■ WHAT YOU HAVE TO DO
Every entry needs to be reproduced exactly.

■ LISTED ENTRIES

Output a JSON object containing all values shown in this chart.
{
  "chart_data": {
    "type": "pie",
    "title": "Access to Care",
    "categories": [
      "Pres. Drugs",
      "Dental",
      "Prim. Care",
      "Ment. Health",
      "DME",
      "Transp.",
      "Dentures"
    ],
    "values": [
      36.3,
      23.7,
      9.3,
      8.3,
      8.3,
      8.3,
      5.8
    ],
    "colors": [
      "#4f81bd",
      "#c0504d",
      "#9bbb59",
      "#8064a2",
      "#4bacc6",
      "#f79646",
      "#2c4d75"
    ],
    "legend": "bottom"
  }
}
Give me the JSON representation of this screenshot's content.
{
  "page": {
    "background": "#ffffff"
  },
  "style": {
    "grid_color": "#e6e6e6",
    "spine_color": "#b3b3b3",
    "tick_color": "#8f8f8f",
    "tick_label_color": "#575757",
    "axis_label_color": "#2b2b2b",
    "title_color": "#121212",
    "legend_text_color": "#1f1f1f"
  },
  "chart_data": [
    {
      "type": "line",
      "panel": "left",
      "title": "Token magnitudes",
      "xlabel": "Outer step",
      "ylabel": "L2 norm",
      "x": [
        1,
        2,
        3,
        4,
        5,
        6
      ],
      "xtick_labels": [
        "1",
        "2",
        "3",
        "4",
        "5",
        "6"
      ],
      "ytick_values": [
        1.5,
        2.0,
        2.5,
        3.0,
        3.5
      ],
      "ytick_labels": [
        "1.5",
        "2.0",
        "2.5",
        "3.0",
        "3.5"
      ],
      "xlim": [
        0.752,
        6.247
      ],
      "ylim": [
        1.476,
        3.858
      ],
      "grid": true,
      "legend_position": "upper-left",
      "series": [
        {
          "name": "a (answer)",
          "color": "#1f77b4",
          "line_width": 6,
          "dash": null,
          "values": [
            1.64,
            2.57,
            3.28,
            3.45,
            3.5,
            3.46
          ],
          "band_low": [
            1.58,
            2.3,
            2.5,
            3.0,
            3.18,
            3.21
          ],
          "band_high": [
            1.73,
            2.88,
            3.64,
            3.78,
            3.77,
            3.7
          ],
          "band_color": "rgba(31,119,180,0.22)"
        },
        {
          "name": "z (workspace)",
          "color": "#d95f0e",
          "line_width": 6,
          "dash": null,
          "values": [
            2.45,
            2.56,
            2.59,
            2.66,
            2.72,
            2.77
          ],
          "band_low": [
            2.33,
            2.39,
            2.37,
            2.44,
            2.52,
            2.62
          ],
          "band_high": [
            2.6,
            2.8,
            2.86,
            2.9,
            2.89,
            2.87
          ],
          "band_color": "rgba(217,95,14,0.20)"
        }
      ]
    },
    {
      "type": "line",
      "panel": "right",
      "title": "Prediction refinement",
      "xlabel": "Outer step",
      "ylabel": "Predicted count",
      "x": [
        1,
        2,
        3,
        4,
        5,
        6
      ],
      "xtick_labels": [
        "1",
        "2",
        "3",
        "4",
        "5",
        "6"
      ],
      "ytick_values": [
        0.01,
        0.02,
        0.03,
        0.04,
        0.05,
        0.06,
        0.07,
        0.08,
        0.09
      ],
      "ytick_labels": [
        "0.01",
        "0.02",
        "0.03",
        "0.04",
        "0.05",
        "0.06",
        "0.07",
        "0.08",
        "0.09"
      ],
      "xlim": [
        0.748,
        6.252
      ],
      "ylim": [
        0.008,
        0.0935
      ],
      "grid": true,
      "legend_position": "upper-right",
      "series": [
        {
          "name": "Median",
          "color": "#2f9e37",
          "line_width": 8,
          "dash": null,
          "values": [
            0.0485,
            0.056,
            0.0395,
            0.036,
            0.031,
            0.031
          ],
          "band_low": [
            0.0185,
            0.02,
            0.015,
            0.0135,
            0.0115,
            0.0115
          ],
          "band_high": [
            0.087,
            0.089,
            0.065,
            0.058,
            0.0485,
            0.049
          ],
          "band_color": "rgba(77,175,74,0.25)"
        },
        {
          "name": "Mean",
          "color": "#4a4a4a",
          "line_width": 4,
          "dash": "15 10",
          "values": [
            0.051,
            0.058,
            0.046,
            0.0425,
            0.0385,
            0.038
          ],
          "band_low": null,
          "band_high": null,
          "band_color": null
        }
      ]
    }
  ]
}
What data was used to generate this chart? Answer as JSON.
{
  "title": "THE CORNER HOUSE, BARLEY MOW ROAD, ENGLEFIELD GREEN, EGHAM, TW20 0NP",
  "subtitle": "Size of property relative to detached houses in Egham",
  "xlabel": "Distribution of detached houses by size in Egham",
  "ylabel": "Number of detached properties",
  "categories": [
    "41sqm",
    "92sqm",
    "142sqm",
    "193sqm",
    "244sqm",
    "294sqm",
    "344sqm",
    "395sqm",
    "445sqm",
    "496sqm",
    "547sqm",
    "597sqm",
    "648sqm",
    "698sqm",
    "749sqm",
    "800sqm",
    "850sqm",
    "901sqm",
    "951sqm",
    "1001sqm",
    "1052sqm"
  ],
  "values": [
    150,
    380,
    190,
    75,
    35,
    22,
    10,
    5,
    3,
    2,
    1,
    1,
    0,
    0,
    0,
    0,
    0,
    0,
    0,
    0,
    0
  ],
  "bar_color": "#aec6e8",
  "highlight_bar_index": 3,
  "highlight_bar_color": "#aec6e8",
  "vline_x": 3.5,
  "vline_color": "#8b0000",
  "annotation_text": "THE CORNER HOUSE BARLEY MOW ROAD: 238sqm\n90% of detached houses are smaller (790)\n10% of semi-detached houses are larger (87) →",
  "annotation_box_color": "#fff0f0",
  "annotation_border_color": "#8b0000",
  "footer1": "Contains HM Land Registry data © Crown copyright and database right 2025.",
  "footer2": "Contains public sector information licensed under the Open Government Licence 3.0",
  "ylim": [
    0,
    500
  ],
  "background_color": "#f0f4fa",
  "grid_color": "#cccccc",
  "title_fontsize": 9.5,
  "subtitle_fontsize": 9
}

■ ANSWER
Output a JSON object containing all values shown in this chart.
{
  "chart_data": {
    "type": "pie",
    "title": "Access to Care",
    "categories": [
      "Pres. Drugs",
      "Dental",
      "Prim. Care",
      "Ment. Health",
      "DME",
      "Transp.",
      "Dentures"
    ],
    "values": [
      36.3,
      23.7,
      9.3,
      8.3,
      8.3,
      8.3,
      5.8
    ],
    "colors": [
      "#4f81bd",
      "#c0504d",
      "#9bbb59",
      "#8064a2",
      "#4bacc6",
      "#f79646",
      "#2c4d75"
    ],
    "legend": "bottom"
  }
}
Give me the JSON representation of this screenshot's content.
{
  "page": {
    "background": "#ffffff"
  },
  "style": {
    "grid_color": "#e6e6e6",
    "spine_color": "#b3b3b3",
    "tick_color": "#8f8f8f",
    "tick_label_color": "#575757",
    "axis_label_color": "#2b2b2b",
    "title_color": "#121212",
    "legend_text_color": "#1f1f1f"
  },
  "chart_data": [
    {
      "type": "line",
      "panel": "left",
      "title": "Token magnitudes",
      "xlabel": "Outer step",
      "ylabel": "L2 norm",
      "x": [
        1,
        2,
        3,
        4,
        5,
        6
      ],
      "xtick_labels": [
        "1",
        "2",
        "3",
        "4",
        "5",
        "6"
      ],
      "ytick_values": [
        1.5,
        2.0,
        2.5,
        3.0,
        3.5
      ],
      "ytick_labels": [
        "1.5",
        "2.0",
        "2.5",
        "3.0",
        "3.5"
      ],
      "xlim": [
        0.752,
        6.247
      ],
      "ylim": [
        1.476,
        3.858
      ],
      "grid": true,
      "legend_position": "upper-left",
      "series": [
        {
          "name": "a (answer)",
          "color": "#1f77b4",
          "line_width": 6,
          "dash": null,
          "values": [
            1.64,
            2.57,
            3.28,
            3.45,
            3.5,
            3.46
          ],
          "band_low": [
            1.58,
            2.3,
            2.5,
            3.0,
            3.18,
            3.21
          ],
          "band_high": [
            1.73,
            2.88,
            3.64,
            3.78,
            3.77,
            3.7
          ],
          "band_color": "rgba(31,119,180,0.22)"
        },
        {
          "name": "z (workspace)",
          "color": "#d95f0e",
          "line_width": 6,
          "dash": null,
          "values": [
            2.45,
            2.56,
            2.59,
            2.66,
            2.72,
            2.77
          ],
          "band_low": [
            2.33,
            2.39,
            2.37,
            2.44,
            2.52,
            2.62
          ],
          "band_high": [
            2.6,
            2.8,
            2.86,
            2.9,
            2.89,
            2.87
          ],
          "band_color": "rgba(217,95,14,0.20)"
        }
      ]
    },
    {
      "type": "line",
      "panel": "right",
      "title": "Prediction refinement",
      "xlabel": "Outer step",
      "ylabel": "Predicted count",
      "x": [
        1,
        2,
        3,
        4,
        5,
        6
      ],
      "xtick_labels": [
        "1",
        "2",
        "3",
        "4",
        "5",
        "6"
      ],
      "ytick_values": [
        0.01,
        0.02,
        0.03,
        0.04,
        0.05,
        0.06,
        0.07,
        0.08,
        0.09
      ],
      "ytick_labels": [
        "0.01",
        "0.02",
        "0.03",
        "0.04",
        "0.05",
        "0.06",
        "0.07",
        "0.08",
        "0.09"
      ],
      "xlim": [
        0.748,
        6.252
      ],
      "ylim": [
        0.008,
        0.0935
      ],
      "grid": true,
      "legend_position": "upper-right",
      "series": [
        {
          "name": "Median",
          "color": "#2f9e37",
          "line_width": 8,
          "dash": null,
          "values": [
            0.0485,
            0.056,
            0.0395,
            0.036,
            0.031,
            0.031
          ],
          "band_low": [
            0.0185,
            0.02,
            0.015,
            0.0135,
            0.0115,
            0.0115
          ],
          "band_high": [
            0.087,
            0.089,
            0.065,
            0.058,
            0.0485,
            0.049
          ],
          "band_color": "rgba(77,175,74,0.25)"
        },
        {
          "name": "Mean",
          "color": "#4a4a4a",
          "line_width": 4,
          "dash": "15 10",
          "values": [
            0.051,
            0.058,
            0.046,
            0.0425,
            0.0385,
            0.038
          ],
          "band_low": null,
          "band_high": null,
          "band_color": null
        }
      ]
    }
  ]
}
What data was used to generate this chart? Answer as JSON.
{
  "title": "THE CORNER HOUSE, BARLEY MOW ROAD, ENGLEFIELD GREEN, EGHAM, TW20 0NP",
  "subtitle": "Size of property relative to detached houses in Egham",
  "xlabel": "Distribution of detached houses by size in Egham",
  "ylabel": "Number of detached properties",
  "categories": [
    "41sqm",
    "92sqm",
    "142sqm",
    "193sqm",
    "244sqm",
    "294sqm",
    "344sqm",
    "395sqm",
    "445sqm",
    "496sqm",
    "547sqm",
    "597sqm",
    "648sqm",
    "698sqm",
    "749sqm",
    "800sqm",
    "850sqm",
    "901sqm",
    "951sqm",
    "1001sqm",
    "1052sqm"
  ],
  "values": [
    150,
    380,
    190,
    75,
    35,
    22,
    10,
    5,
    3,
    2,
    1,
    1,
    0,
    0,
    0,
    0,
    0,
    0,
    0,
    0,
    0
  ],
  "bar_color": "#aec6e8",
  "highlight_bar_index": 3,
  "highlight_bar_color": "#aec6e8",
  "vline_x": 3.5,
  "vline_color": "#8b0000",
  "annotation_text": "THE CORNER HOUSE BARLEY MOW ROAD: 238sqm\n90% of detached houses are smaller (790)\n10% of semi-detached houses are larger (87) →",
  "annotation_box_color": "#fff0f0",
  "annotation_border_color": "#8b0000",
  "footer1": "Contains HM Land Registry data © Crown copyright and database right 2025.",
  "footer2": "Contains public sector information licensed under the Open Government Licence 3.0",
  "ylim": [
    0,
    500
  ],
  "background_color": "#f0f4fa",
  "grid_color": "#cccccc",
  "title_fontsize": 9.5,
  "subtitle_fontsize": 9
}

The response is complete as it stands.